▶ [Task directions]: Go through the listing and set it down exactly, leaving out its pictures.
>> START Source material
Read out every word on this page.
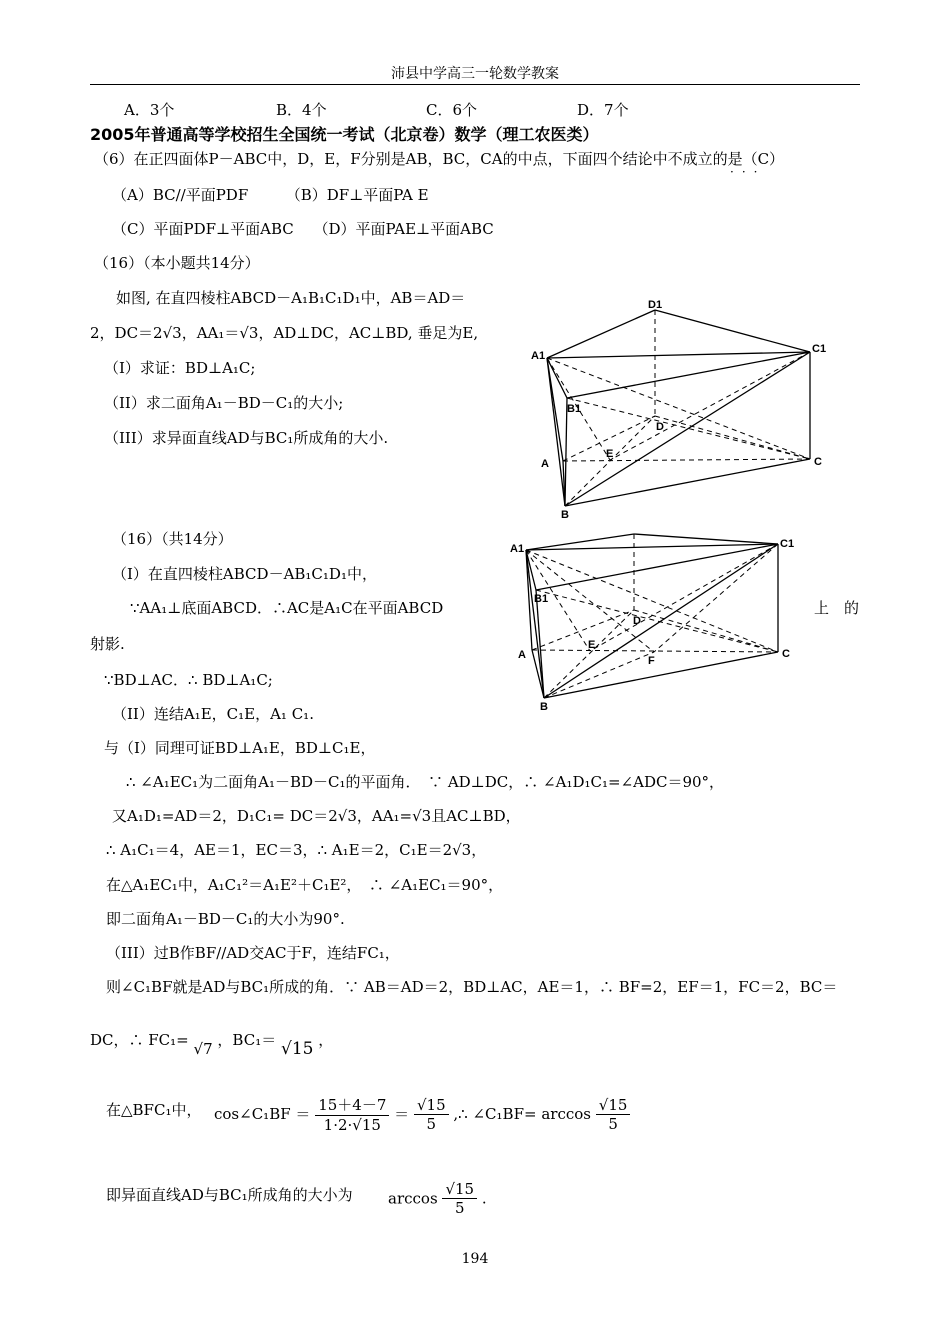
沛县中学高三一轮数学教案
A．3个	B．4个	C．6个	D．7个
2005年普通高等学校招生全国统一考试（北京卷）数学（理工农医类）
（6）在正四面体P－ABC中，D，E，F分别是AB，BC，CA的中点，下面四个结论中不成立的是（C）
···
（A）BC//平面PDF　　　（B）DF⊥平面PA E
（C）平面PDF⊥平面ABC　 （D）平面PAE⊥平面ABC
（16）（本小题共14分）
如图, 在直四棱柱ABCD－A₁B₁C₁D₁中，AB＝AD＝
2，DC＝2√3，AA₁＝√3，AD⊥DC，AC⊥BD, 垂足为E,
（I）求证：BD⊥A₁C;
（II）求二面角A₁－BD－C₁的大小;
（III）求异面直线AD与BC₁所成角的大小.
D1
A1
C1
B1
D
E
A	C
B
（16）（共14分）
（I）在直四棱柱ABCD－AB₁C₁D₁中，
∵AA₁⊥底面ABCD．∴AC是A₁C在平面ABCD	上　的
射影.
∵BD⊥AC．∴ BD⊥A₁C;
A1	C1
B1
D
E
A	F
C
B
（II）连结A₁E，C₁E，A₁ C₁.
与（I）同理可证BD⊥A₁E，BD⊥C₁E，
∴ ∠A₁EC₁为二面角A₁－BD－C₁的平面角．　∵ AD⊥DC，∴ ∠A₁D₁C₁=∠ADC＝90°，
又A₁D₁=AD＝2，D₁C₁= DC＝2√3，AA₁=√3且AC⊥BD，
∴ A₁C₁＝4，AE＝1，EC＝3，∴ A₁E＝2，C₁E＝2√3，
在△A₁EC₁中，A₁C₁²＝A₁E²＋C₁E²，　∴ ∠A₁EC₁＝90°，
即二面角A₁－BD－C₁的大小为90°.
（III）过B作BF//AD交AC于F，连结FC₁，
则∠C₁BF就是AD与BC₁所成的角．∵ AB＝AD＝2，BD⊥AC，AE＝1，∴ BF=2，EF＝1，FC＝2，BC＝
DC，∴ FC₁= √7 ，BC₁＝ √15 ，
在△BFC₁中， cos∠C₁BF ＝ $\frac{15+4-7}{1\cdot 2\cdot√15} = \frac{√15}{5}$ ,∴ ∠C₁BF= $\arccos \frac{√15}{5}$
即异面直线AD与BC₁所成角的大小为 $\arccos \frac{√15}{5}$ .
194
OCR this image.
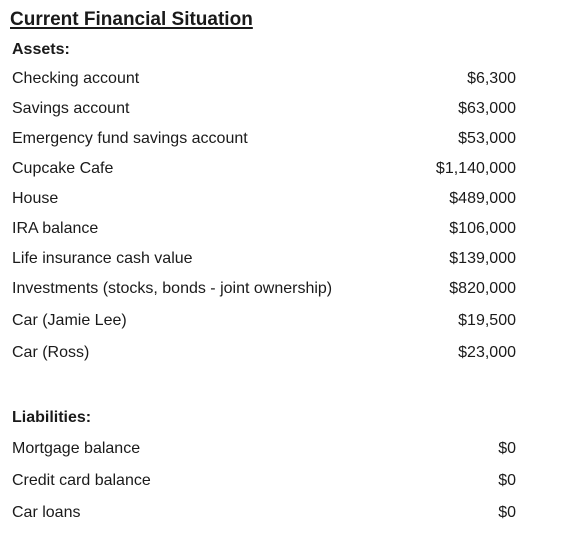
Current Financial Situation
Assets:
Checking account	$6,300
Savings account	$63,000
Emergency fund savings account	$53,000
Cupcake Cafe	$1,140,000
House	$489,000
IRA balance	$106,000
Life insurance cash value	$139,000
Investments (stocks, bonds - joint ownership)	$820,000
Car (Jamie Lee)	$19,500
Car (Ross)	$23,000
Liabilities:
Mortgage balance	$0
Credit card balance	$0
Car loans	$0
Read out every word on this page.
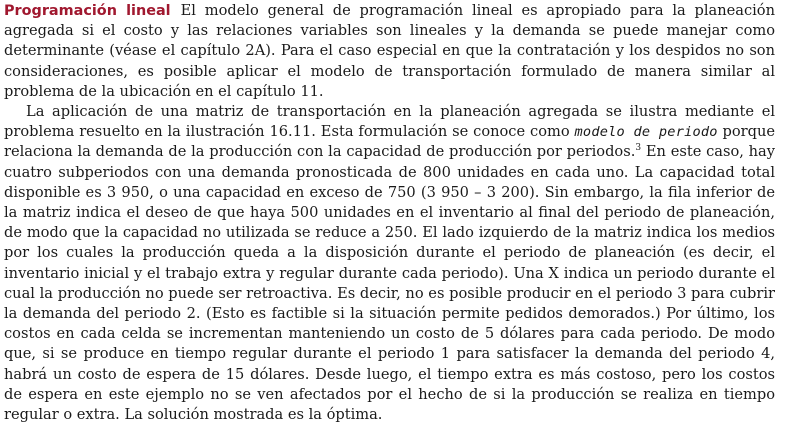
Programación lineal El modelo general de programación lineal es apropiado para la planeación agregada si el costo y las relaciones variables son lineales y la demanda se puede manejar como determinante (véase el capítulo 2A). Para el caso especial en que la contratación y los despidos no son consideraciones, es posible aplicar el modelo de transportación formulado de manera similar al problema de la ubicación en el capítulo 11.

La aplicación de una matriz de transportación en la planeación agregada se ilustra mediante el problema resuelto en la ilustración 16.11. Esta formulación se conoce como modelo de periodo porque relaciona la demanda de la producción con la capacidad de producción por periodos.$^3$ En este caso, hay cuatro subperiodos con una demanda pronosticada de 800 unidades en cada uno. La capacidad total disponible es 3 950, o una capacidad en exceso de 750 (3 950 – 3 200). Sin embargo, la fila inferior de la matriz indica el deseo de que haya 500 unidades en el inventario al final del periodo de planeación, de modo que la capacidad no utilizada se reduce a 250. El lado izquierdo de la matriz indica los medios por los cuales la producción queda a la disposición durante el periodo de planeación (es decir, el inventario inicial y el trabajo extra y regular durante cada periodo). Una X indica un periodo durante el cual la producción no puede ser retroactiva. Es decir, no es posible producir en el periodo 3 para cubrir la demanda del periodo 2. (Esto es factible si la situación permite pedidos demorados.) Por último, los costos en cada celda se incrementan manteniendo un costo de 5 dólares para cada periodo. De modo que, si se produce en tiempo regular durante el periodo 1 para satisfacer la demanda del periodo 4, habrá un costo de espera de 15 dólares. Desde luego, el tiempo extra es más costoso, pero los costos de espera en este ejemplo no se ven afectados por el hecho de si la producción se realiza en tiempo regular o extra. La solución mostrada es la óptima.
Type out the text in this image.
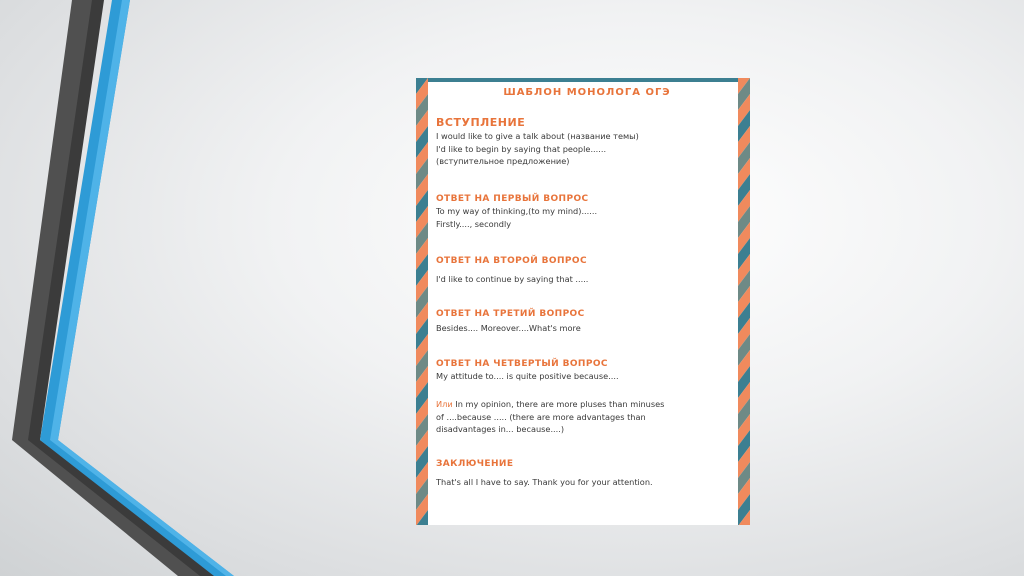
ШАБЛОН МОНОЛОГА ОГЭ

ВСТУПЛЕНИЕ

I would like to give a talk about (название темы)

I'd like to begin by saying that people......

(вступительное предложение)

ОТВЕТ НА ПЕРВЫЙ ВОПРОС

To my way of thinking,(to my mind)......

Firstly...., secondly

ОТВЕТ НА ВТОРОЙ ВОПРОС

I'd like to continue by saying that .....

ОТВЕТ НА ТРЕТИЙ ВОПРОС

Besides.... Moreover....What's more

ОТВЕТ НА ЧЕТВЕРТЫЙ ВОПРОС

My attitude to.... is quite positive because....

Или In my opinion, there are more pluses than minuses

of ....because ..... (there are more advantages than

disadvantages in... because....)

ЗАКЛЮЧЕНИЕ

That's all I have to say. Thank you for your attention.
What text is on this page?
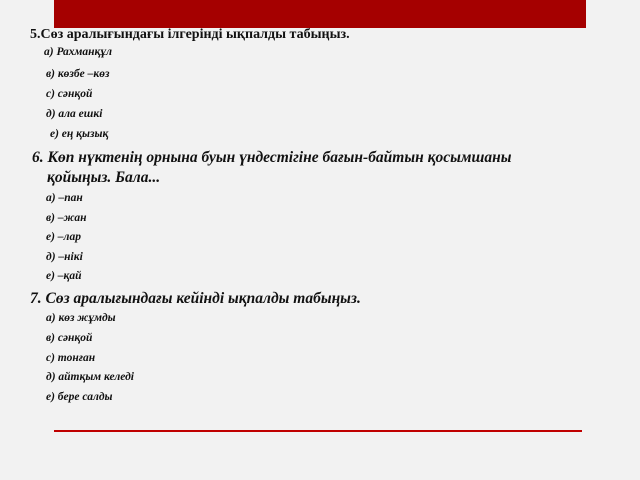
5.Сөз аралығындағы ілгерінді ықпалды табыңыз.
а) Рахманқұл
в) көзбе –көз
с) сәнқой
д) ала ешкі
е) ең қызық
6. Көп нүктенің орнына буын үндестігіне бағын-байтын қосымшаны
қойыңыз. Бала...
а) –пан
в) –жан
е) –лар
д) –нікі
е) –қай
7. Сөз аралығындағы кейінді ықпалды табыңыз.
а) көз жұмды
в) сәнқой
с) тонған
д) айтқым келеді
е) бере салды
>> END Source material
▶ [Exercise solution]:
Read out every word on this page.
沛县中学高三一轮数学教案
A．3个	B．4个	C．6个	D．7个
2005年普通高等学校招生全国统一考试（北京卷）数学（理工农医类）
（6）在正四面体P－ABC中，D，E，F分别是AB，BC，CA的中点，下面四个结论中不成立的是（C）
···
（A）BC//平面PDF　　　（B）DF⊥平面PA E
（C）平面PDF⊥平面ABC　 （D）平面PAE⊥平面ABC
（16）（本小题共14分）
如图, 在直四棱柱ABCD－A₁B₁C₁D₁中，AB＝AD＝
2，DC＝2√3，AA₁＝√3，AD⊥DC，AC⊥BD, 垂足为E,
（I）求证：BD⊥A₁C;
（II）求二面角A₁－BD－C₁的大小;
（III）求异面直线AD与BC₁所成角的大小.
D1
A1
C1
B1
D
E
A	C
B
（16）（共14分）
（I）在直四棱柱ABCD－AB₁C₁D₁中，
∵AA₁⊥底面ABCD．∴AC是A₁C在平面ABCD	上　的
射影.
∵BD⊥AC．∴ BD⊥A₁C;
A1	C1
B1
D
E
A	F
C
B
（II）连结A₁E，C₁E，A₁ C₁.
与（I）同理可证BD⊥A₁E，BD⊥C₁E，
∴ ∠A₁EC₁为二面角A₁－BD－C₁的平面角．　∵ AD⊥DC，∴ ∠A₁D₁C₁=∠ADC＝90°，
又A₁D₁=AD＝2，D₁C₁= DC＝2√3，AA₁=√3且AC⊥BD，
∴ A₁C₁＝4，AE＝1，EC＝3，∴ A₁E＝2，C₁E＝2√3，
在△A₁EC₁中，A₁C₁²＝A₁E²＋C₁E²，　∴ ∠A₁EC₁＝90°，
即二面角A₁－BD－C₁的大小为90°.
（III）过B作BF//AD交AC于F，连结FC₁，
则∠C₁BF就是AD与BC₁所成的角．∵ AB＝AD＝2，BD⊥AC，AE＝1，∴ BF=2，EF＝1，FC＝2，BC＝
DC，∴ FC₁= √7 ，BC₁＝ √15 ，
在△BFC₁中， cos∠C₁BF ＝ $\frac{15+4-7}{1\cdot 2\cdot√15} = \frac{√15}{5}$ ,∴ ∠C₁BF= $\arccos \frac{√15}{5}$
即异面直线AD与BC₁所成角的大小为 $\arccos \frac{√15}{5}$ .
194
OCR this image.
Current Financial Situation
Assets:
Checking account	$6,300
Savings account	$63,000
Emergency fund savings account	$53,000
Cupcake Cafe	$1,140,000
House	$489,000
IRA balance	$106,000
Life insurance cash value	$139,000
Investments (stocks, bonds - joint ownership)	$820,000
Car (Jamie Lee)	$19,500
Car (Ross)	$23,000
Liabilities:
Mortgage balance	$0
Credit card balance	$0
Car loans	$0
Read out every word on this page.
Programación lineal El modelo general de programación lineal es apropiado para la planeación agregada si el costo y las relaciones variables son lineales y la demanda se puede manejar como determinante (véase el capítulo 2A). Para el caso especial en que la contratación y los despidos no son consideraciones, es posible aplicar el modelo de transportación formulado de manera similar al problema de la ubicación en el capítulo 11.

La aplicación de una matriz de transportación en la planeación agregada se ilustra mediante el problema resuelto en la ilustración 16.11. Esta formulación se conoce como modelo de periodo porque relaciona la demanda de la producción con la capacidad de producción por periodos.$^3$ En este caso, hay cuatro subperiodos con una demanda pronosticada de 800 unidades en cada uno. La capacidad total disponible es 3 950, o una capacidad en exceso de 750 (3 950 – 3 200). Sin embargo, la fila inferior de la matriz indica el deseo de que haya 500 unidades en el inventario al final del periodo de planeación, de modo que la capacidad no utilizada se reduce a 250. El lado izquierdo de la matriz indica los medios por los cuales la producción queda a la disposición durante el periodo de planeación (es decir, el inventario inicial y el trabajo extra y regular durante cada periodo). Una X indica un periodo durante el cual la producción no puede ser retroactiva. Es decir, no es posible producir en el periodo 3 para cubrir la demanda del periodo 2. (Esto es factible si la situación permite pedidos demorados.) Por último, los costos en cada celda se incrementan manteniendo un costo de 5 dólares para cada periodo. De modo que, si se produce en tiempo regular durante el periodo 1 para satisfacer la demanda del periodo 4, habrá un costo de espera de 15 dólares. Desde luego, el tiempo extra es más costoso, pero los costos de espera en este ejemplo no se ven afectados por el hecho de si la producción se realiza en tiempo regular o extra. La solución mostrada es la óptima.
Type out the text in this image.
ШАБЛОН МОНОЛОГА ОГЭ

ВСТУПЛЕНИЕ

I would like to give a talk about (название темы)

I'd like to begin by saying that people......

(вступительное предложение)

ОТВЕТ НА ПЕРВЫЙ ВОПРОС

To my way of thinking,(to my mind)......

Firstly...., secondly

ОТВЕТ НА ВТОРОЙ ВОПРОС

I'd like to continue by saying that .....

ОТВЕТ НА ТРЕТИЙ ВОПРОС

Besides.... Moreover....What's more

ОТВЕТ НА ЧЕТВЕРТЫЙ ВОПРОС

My attitude to.... is quite positive because....

Или In my opinion, there are more pluses than minuses

of ....because ..... (there are more advantages than

disadvantages in... because....)

ЗАКЛЮЧЕНИЕ

That's all I have to say. Thank you for your attention.
What text is on this page?
5.Сөз аралығындағы ілгерінді ықпалды табыңыз.
а) Рахманқұл
в) көзбе –көз
с) сәнқой
д) ала ешкі
е) ең қызық
6. Көп нүктенің орнына буын үндестігіне бағын-байтын қосымшаны
қойыңыз. Бала...
а) –пан
в) –жан
е) –лар
д) –нікі
е) –қай
7. Сөз аралығындағы кейінді ықпалды табыңыз.
а) көз жұмды
в) сәнқой
с) тонған
д) айтқым келеді
е) бере салды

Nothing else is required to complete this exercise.